Saved entries:
● ● ● ● ●

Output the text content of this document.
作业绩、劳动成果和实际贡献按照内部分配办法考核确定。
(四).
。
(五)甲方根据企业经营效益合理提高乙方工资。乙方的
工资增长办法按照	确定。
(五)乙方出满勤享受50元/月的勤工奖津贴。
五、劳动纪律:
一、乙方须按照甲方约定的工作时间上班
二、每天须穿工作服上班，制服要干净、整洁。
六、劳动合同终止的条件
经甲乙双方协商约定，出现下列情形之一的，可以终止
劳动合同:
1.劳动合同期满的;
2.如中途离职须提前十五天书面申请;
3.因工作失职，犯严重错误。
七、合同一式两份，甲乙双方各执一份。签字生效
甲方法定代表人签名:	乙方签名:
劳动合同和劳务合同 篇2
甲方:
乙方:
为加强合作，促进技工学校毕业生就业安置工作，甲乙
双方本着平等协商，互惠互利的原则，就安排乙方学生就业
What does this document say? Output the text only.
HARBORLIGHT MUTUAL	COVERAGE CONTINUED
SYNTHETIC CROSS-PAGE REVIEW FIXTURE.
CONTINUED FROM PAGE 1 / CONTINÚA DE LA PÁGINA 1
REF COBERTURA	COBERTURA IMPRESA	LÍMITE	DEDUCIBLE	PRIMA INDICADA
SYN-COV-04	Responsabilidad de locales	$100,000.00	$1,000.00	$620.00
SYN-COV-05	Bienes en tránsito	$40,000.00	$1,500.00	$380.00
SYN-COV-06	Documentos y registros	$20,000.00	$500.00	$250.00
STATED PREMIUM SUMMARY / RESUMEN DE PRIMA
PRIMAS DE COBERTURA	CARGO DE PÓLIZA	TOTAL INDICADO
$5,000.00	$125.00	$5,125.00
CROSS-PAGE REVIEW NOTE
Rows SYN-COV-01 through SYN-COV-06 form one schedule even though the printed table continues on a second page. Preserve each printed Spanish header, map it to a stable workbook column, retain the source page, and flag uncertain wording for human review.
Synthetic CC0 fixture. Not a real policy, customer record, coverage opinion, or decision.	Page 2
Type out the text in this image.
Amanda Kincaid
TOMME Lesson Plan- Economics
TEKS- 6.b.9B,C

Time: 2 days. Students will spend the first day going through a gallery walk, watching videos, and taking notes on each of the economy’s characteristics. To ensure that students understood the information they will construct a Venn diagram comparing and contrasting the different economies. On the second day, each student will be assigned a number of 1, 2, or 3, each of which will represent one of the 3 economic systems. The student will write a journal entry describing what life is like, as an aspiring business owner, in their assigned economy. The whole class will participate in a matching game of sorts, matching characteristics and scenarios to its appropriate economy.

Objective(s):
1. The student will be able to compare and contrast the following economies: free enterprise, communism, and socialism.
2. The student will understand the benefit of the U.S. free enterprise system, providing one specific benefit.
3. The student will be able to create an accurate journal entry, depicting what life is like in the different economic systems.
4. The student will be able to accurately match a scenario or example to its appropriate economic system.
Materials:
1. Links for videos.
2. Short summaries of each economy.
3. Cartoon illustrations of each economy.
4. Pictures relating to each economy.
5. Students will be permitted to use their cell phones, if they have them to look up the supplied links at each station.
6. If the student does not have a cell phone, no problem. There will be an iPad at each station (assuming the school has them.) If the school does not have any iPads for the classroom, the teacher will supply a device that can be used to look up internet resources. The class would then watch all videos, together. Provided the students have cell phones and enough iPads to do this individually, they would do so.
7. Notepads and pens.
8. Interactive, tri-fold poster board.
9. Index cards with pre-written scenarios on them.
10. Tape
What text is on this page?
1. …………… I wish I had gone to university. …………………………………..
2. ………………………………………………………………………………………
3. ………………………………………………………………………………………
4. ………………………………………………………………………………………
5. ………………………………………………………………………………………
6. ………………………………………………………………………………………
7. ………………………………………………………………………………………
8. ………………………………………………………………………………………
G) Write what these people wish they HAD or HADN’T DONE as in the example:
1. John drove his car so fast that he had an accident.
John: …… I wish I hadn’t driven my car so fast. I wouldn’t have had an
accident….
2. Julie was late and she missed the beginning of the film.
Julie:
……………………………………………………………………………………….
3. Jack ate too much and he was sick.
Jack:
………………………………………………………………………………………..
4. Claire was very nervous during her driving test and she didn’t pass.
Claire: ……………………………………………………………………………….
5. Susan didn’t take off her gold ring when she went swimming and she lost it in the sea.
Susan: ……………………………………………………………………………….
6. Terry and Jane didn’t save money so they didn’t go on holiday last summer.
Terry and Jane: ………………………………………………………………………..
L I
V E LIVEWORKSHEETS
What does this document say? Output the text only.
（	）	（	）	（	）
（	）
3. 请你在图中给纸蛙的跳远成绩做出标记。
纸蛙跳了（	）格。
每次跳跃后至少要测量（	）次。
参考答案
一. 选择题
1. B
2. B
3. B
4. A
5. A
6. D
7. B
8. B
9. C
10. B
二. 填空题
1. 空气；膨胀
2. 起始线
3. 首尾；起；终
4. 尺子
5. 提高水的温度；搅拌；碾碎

● ● ● ● ●

What to do: Print the listing above in its entirety, with every line exact.

The response:
Output the text content of this document.
作业绩、劳动成果和实际贡献按照内部分配办法考核确定。
(四).
。
(五)甲方根据企业经营效益合理提高乙方工资。乙方的
工资增长办法按照	确定。
(五)乙方出满勤享受50元/月的勤工奖津贴。
五、劳动纪律:
一、乙方须按照甲方约定的工作时间上班
二、每天须穿工作服上班，制服要干净、整洁。
六、劳动合同终止的条件
经甲乙双方协商约定，出现下列情形之一的，可以终止
劳动合同:
1.劳动合同期满的;
2.如中途离职须提前十五天书面申请;
3.因工作失职，犯严重错误。
七、合同一式两份，甲乙双方各执一份。签字生效
甲方法定代表人签名:	乙方签名:
劳动合同和劳务合同 篇2
甲方:
乙方:
为加强合作，促进技工学校毕业生就业安置工作，甲乙
双方本着平等协商，互惠互利的原则，就安排乙方学生就业
What does this document say? Output the text only.
HARBORLIGHT MUTUAL	COVERAGE CONTINUED
SYNTHETIC CROSS-PAGE REVIEW FIXTURE.
CONTINUED FROM PAGE 1 / CONTINÚA DE LA PÁGINA 1
REF COBERTURA	COBERTURA IMPRESA	LÍMITE	DEDUCIBLE	PRIMA INDICADA
SYN-COV-04	Responsabilidad de locales	$100,000.00	$1,000.00	$620.00
SYN-COV-05	Bienes en tránsito	$40,000.00	$1,500.00	$380.00
SYN-COV-06	Documentos y registros	$20,000.00	$500.00	$250.00
STATED PREMIUM SUMMARY / RESUMEN DE PRIMA
PRIMAS DE COBERTURA	CARGO DE PÓLIZA	TOTAL INDICADO
$5,000.00	$125.00	$5,125.00
CROSS-PAGE REVIEW NOTE
Rows SYN-COV-01 through SYN-COV-06 form one schedule even though the printed table continues on a second page. Preserve each printed Spanish header, map it to a stable workbook column, retain the source page, and flag uncertain wording for human review.
Synthetic CC0 fixture. Not a real policy, customer record, coverage opinion, or decision.	Page 2
Type out the text in this image.
Amanda Kincaid
TOMME Lesson Plan- Economics
TEKS- 6.b.9B,C

Time: 2 days. Students will spend the first day going through a gallery walk, watching videos, and taking notes on each of the economy’s characteristics. To ensure that students understood the information they will construct a Venn diagram comparing and contrasting the different economies. On the second day, each student will be assigned a number of 1, 2, or 3, each of which will represent one of the 3 economic systems. The student will write a journal entry describing what life is like, as an aspiring business owner, in their assigned economy. The whole class will participate in a matching game of sorts, matching characteristics and scenarios to its appropriate economy.

Objective(s):
1. The student will be able to compare and contrast the following economies: free enterprise, communism, and socialism.
2. The student will understand the benefit of the U.S. free enterprise system, providing one specific benefit.
3. The student will be able to create an accurate journal entry, depicting what life is like in the different economic systems.
4. The student will be able to accurately match a scenario or example to its appropriate economic system.
Materials:
1. Links for videos.
2. Short summaries of each economy.
3. Cartoon illustrations of each economy.
4. Pictures relating to each economy.
5. Students will be permitted to use their cell phones, if they have them to look up the supplied links at each station.
6. If the student does not have a cell phone, no problem. There will be an iPad at each station (assuming the school has them.) If the school does not have any iPads for the classroom, the teacher will supply a device that can be used to look up internet resources. The class would then watch all videos, together. Provided the students have cell phones and enough iPads to do this individually, they would do so.
7. Notepads and pens.
8. Interactive, tri-fold poster board.
9. Index cards with pre-written scenarios on them.
10. Tape
What text is on this page?
1. …………… I wish I had gone to university. …………………………………..
2. ………………………………………………………………………………………
3. ………………………………………………………………………………………
4. ………………………………………………………………………………………
5. ………………………………………………………………………………………
6. ………………………………………………………………………………………
7. ………………………………………………………………………………………
8. ………………………………………………………………………………………
G) Write what these people wish they HAD or HADN’T DONE as in the example:
1. John drove his car so fast that he had an accident.
John: …… I wish I hadn’t driven my car so fast. I wouldn’t have had an
accident….
2. Julie was late and she missed the beginning of the film.
Julie:
……………………………………………………………………………………….
3. Jack ate too much and he was sick.
Jack:
………………………………………………………………………………………..
4. Claire was very nervous during her driving test and she didn’t pass.
Claire: ……………………………………………………………………………….
5. Susan didn’t take off her gold ring when she went swimming and she lost it in the sea.
Susan: ……………………………………………………………………………….
6. Terry and Jane didn’t save money so they didn’t go on holiday last summer.
Terry and Jane: ………………………………………………………………………..
L I
V E LIVEWORKSHEETS
What does this document say? Output the text only.
（	）	（	）	（	）
（	）
3. 请你在图中给纸蛙的跳远成绩做出标记。
纸蛙跳了（	）格。
每次跳跃后至少要测量（	）次。
参考答案
一. 选择题
1. B
2. B
3. B
4. A
5. A
6. D
7. B
8. B
9. C
10. B
二. 填空题
1. 空气；膨胀
2. 起始线
3. 首尾；起；终
4. 尺子
5. 提高水的温度；搅拌；碾碎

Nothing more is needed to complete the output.